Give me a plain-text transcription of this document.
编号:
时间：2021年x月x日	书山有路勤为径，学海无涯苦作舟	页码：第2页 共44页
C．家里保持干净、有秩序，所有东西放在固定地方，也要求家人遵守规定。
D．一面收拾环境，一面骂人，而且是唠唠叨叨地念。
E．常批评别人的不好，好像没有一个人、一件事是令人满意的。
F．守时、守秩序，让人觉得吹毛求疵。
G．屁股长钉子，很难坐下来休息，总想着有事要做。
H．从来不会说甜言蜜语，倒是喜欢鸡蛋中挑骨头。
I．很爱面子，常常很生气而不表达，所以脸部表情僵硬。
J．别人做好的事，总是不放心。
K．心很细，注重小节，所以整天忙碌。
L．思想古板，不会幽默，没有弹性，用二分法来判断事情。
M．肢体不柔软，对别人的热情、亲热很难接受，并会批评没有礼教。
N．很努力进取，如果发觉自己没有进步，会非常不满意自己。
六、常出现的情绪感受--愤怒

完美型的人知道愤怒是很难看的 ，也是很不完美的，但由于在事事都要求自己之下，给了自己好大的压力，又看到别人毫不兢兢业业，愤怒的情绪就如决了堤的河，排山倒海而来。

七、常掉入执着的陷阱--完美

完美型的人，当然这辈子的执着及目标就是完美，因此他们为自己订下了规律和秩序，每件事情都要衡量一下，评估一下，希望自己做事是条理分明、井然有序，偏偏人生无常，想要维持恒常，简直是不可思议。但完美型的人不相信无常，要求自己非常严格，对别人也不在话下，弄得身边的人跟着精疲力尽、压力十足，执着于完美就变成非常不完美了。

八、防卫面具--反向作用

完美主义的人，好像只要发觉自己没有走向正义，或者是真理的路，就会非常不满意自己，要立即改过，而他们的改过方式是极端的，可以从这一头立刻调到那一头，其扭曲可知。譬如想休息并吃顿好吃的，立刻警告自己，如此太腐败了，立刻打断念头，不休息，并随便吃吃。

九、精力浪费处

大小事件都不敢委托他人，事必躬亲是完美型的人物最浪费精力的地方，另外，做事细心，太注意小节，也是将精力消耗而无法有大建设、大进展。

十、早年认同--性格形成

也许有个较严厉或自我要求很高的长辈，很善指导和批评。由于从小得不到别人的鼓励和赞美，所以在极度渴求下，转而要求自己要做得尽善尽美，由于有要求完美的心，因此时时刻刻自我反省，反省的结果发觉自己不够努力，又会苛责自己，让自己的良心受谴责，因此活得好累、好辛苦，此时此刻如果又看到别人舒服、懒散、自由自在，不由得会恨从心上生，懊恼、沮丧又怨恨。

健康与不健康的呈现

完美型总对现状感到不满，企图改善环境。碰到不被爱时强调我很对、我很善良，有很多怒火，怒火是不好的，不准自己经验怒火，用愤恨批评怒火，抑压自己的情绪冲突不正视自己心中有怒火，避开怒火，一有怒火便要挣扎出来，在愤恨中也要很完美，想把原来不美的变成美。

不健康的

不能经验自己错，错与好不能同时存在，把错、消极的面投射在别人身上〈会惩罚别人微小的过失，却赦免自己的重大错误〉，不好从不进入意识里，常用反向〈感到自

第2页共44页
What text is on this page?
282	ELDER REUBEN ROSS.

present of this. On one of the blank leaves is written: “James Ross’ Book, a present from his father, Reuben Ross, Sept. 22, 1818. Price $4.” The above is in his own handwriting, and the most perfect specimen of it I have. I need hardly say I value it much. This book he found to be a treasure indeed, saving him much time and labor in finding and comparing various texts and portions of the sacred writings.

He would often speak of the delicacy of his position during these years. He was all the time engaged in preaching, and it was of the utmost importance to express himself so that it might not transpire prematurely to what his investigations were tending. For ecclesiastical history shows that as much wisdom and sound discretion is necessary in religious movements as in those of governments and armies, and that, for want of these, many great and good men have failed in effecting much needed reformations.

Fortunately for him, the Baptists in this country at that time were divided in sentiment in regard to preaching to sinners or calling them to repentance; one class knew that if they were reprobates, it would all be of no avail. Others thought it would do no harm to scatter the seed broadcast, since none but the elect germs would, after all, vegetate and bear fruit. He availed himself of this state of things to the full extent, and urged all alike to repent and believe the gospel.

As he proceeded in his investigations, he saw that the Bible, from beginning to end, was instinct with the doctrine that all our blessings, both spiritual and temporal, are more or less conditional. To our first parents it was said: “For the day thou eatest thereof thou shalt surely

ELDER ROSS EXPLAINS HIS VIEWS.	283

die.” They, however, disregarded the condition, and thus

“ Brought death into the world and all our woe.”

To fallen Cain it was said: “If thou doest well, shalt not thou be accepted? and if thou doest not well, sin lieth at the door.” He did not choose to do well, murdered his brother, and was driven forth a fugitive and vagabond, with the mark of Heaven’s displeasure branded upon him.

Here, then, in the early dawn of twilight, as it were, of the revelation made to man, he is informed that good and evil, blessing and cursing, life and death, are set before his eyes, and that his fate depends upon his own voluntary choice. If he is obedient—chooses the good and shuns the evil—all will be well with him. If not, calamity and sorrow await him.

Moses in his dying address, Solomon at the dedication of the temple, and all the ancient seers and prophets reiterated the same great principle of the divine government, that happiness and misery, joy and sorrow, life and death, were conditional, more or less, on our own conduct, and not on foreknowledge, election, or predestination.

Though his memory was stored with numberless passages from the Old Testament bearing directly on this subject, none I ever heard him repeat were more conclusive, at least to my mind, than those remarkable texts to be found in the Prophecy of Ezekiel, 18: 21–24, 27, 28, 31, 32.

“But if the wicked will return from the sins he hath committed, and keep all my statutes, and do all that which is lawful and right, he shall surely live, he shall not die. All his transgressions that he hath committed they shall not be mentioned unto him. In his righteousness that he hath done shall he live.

-*-*-

> [Exercise objective]:
All lines above containing the string "ELDER" are to be collected.

> [Response to the exercise]:
282	ELDER REUBEN ROSS.
ELDER ROSS EXPLAINS HIS VIEWS.	283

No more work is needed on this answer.